Collected data –
━━━━━━━━━━━━━━━━━━━━

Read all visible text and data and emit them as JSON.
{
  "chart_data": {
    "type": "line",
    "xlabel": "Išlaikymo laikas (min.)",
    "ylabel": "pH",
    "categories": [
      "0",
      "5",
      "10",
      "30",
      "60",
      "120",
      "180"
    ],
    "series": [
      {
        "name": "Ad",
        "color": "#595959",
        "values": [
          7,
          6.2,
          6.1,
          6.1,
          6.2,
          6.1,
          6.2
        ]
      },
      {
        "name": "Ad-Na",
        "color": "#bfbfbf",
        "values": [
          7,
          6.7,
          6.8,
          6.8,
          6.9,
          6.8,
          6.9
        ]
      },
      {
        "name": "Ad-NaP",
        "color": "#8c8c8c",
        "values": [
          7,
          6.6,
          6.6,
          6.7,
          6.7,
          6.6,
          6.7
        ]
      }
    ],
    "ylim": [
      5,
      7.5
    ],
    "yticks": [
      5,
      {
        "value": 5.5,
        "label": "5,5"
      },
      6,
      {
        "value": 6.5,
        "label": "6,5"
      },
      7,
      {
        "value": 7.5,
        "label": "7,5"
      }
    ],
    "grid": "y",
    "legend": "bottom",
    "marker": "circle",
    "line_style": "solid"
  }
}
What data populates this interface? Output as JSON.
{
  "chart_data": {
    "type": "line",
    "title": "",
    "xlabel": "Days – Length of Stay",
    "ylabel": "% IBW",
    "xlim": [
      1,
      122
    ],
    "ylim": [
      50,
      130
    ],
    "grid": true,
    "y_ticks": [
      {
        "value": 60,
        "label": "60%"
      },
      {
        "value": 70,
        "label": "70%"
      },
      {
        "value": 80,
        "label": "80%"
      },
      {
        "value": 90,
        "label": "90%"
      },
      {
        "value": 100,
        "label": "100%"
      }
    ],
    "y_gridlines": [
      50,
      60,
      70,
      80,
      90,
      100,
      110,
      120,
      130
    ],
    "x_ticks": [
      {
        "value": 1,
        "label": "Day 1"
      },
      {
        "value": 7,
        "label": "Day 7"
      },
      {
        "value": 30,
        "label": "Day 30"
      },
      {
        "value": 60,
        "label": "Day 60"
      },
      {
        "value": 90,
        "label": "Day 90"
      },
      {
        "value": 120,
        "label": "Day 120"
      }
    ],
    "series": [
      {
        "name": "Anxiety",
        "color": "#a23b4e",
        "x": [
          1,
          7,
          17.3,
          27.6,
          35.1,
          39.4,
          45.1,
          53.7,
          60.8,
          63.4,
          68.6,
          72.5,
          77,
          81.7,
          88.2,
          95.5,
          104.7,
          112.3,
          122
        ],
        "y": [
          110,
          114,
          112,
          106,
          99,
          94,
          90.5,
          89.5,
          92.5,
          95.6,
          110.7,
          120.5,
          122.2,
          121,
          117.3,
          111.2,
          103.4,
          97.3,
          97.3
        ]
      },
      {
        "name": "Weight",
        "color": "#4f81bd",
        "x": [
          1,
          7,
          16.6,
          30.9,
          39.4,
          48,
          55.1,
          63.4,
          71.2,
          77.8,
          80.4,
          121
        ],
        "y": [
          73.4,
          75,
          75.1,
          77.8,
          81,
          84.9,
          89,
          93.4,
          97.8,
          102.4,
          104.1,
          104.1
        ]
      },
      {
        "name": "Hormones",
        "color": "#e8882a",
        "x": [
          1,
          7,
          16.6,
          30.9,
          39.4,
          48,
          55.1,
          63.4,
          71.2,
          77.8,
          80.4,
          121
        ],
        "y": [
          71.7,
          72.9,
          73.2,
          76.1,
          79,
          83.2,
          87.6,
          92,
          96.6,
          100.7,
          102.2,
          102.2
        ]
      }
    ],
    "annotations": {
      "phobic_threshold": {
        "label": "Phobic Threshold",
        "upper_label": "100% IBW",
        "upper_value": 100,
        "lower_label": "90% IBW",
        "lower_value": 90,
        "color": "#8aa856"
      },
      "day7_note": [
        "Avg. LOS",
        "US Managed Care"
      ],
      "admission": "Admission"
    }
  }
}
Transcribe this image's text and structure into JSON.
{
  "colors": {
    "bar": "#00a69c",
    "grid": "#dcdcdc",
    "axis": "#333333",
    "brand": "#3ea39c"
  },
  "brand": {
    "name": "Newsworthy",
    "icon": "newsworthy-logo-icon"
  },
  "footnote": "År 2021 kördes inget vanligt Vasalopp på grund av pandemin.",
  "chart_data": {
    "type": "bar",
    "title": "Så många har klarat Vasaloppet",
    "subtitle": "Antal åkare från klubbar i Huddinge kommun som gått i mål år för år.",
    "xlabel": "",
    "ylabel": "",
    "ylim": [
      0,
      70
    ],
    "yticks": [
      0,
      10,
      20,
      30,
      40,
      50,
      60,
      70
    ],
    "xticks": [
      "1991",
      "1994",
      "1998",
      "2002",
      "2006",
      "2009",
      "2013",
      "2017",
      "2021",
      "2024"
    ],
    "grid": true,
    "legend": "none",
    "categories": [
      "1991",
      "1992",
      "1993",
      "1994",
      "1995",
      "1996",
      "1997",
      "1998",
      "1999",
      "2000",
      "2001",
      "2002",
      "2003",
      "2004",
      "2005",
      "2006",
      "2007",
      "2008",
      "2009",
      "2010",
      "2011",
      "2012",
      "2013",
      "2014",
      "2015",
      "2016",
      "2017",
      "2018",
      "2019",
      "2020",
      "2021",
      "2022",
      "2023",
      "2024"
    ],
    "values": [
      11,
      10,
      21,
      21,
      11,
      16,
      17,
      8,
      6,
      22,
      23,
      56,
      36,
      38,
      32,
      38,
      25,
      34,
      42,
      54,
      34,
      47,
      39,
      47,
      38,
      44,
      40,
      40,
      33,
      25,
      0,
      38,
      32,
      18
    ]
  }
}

━━━━━━━━━━━━━━━━━━━━

TASK DESCRIPTION – Restate the whole listing exactly, leaving out nothing.

SOLVED PROBLEM –
Read all visible text and data and emit them as JSON.
{
  "chart_data": {
    "type": "line",
    "xlabel": "Išlaikymo laikas (min.)",
    "ylabel": "pH",
    "categories": [
      "0",
      "5",
      "10",
      "30",
      "60",
      "120",
      "180"
    ],
    "series": [
      {
        "name": "Ad",
        "color": "#595959",
        "values": [
          7,
          6.2,
          6.1,
          6.1,
          6.2,
          6.1,
          6.2
        ]
      },
      {
        "name": "Ad-Na",
        "color": "#bfbfbf",
        "values": [
          7,
          6.7,
          6.8,
          6.8,
          6.9,
          6.8,
          6.9
        ]
      },
      {
        "name": "Ad-NaP",
        "color": "#8c8c8c",
        "values": [
          7,
          6.6,
          6.6,
          6.7,
          6.7,
          6.6,
          6.7
        ]
      }
    ],
    "ylim": [
      5,
      7.5
    ],
    "yticks": [
      5,
      {
        "value": 5.5,
        "label": "5,5"
      },
      6,
      {
        "value": 6.5,
        "label": "6,5"
      },
      7,
      {
        "value": 7.5,
        "label": "7,5"
      }
    ],
    "grid": "y",
    "legend": "bottom",
    "marker": "circle",
    "line_style": "solid"
  }
}
What data populates this interface? Output as JSON.
{
  "chart_data": {
    "type": "line",
    "title": "",
    "xlabel": "Days – Length of Stay",
    "ylabel": "% IBW",
    "xlim": [
      1,
      122
    ],
    "ylim": [
      50,
      130
    ],
    "grid": true,
    "y_ticks": [
      {
        "value": 60,
        "label": "60%"
      },
      {
        "value": 70,
        "label": "70%"
      },
      {
        "value": 80,
        "label": "80%"
      },
      {
        "value": 90,
        "label": "90%"
      },
      {
        "value": 100,
        "label": "100%"
      }
    ],
    "y_gridlines": [
      50,
      60,
      70,
      80,
      90,
      100,
      110,
      120,
      130
    ],
    "x_ticks": [
      {
        "value": 1,
        "label": "Day 1"
      },
      {
        "value": 7,
        "label": "Day 7"
      },
      {
        "value": 30,
        "label": "Day 30"
      },
      {
        "value": 60,
        "label": "Day 60"
      },
      {
        "value": 90,
        "label": "Day 90"
      },
      {
        "value": 120,
        "label": "Day 120"
      }
    ],
    "series": [
      {
        "name": "Anxiety",
        "color": "#a23b4e",
        "x": [
          1,
          7,
          17.3,
          27.6,
          35.1,
          39.4,
          45.1,
          53.7,
          60.8,
          63.4,
          68.6,
          72.5,
          77,
          81.7,
          88.2,
          95.5,
          104.7,
          112.3,
          122
        ],
        "y": [
          110,
          114,
          112,
          106,
          99,
          94,
          90.5,
          89.5,
          92.5,
          95.6,
          110.7,
          120.5,
          122.2,
          121,
          117.3,
          111.2,
          103.4,
          97.3,
          97.3
        ]
      },
      {
        "name": "Weight",
        "color": "#4f81bd",
        "x": [
          1,
          7,
          16.6,
          30.9,
          39.4,
          48,
          55.1,
          63.4,
          71.2,
          77.8,
          80.4,
          121
        ],
        "y": [
          73.4,
          75,
          75.1,
          77.8,
          81,
          84.9,
          89,
          93.4,
          97.8,
          102.4,
          104.1,
          104.1
        ]
      },
      {
        "name": "Hormones",
        "color": "#e8882a",
        "x": [
          1,
          7,
          16.6,
          30.9,
          39.4,
          48,
          55.1,
          63.4,
          71.2,
          77.8,
          80.4,
          121
        ],
        "y": [
          71.7,
          72.9,
          73.2,
          76.1,
          79,
          83.2,
          87.6,
          92,
          96.6,
          100.7,
          102.2,
          102.2
        ]
      }
    ],
    "annotations": {
      "phobic_threshold": {
        "label": "Phobic Threshold",
        "upper_label": "100% IBW",
        "upper_value": 100,
        "lower_label": "90% IBW",
        "lower_value": 90,
        "color": "#8aa856"
      },
      "day7_note": [
        "Avg. LOS",
        "US Managed Care"
      ],
      "admission": "Admission"
    }
  }
}
Transcribe this image's text and structure into JSON.
{
  "colors": {
    "bar": "#00a69c",
    "grid": "#dcdcdc",
    "axis": "#333333",
    "brand": "#3ea39c"
  },
  "brand": {
    "name": "Newsworthy",
    "icon": "newsworthy-logo-icon"
  },
  "footnote": "År 2021 kördes inget vanligt Vasalopp på grund av pandemin.",
  "chart_data": {
    "type": "bar",
    "title": "Så många har klarat Vasaloppet",
    "subtitle": "Antal åkare från klubbar i Huddinge kommun som gått i mål år för år.",
    "xlabel": "",
    "ylabel": "",
    "ylim": [
      0,
      70
    ],
    "yticks": [
      0,
      10,
      20,
      30,
      40,
      50,
      60,
      70
    ],
    "xticks": [
      "1991",
      "1994",
      "1998",
      "2002",
      "2006",
      "2009",
      "2013",
      "2017",
      "2021",
      "2024"
    ],
    "grid": true,
    "legend": "none",
    "categories": [
      "1991",
      "1992",
      "1993",
      "1994",
      "1995",
      "1996",
      "1997",
      "1998",
      "1999",
      "2000",
      "2001",
      "2002",
      "2003",
      "2004",
      "2005",
      "2006",
      "2007",
      "2008",
      "2009",
      "2010",
      "2011",
      "2012",
      "2013",
      "2014",
      "2015",
      "2016",
      "2017",
      "2018",
      "2019",
      "2020",
      "2021",
      "2022",
      "2023",
      "2024"
    ],
    "values": [
      11,
      10,
      21,
      21,
      11,
      16,
      17,
      8,
      6,
      22,
      23,
      56,
      36,
      38,
      32,
      38,
      25,
      34,
      42,
      54,
      34,
      47,
      39,
      47,
      38,
      44,
      40,
      40,
      33,
      25,
      0,
      38,
      32,
      18
    ]
  }
}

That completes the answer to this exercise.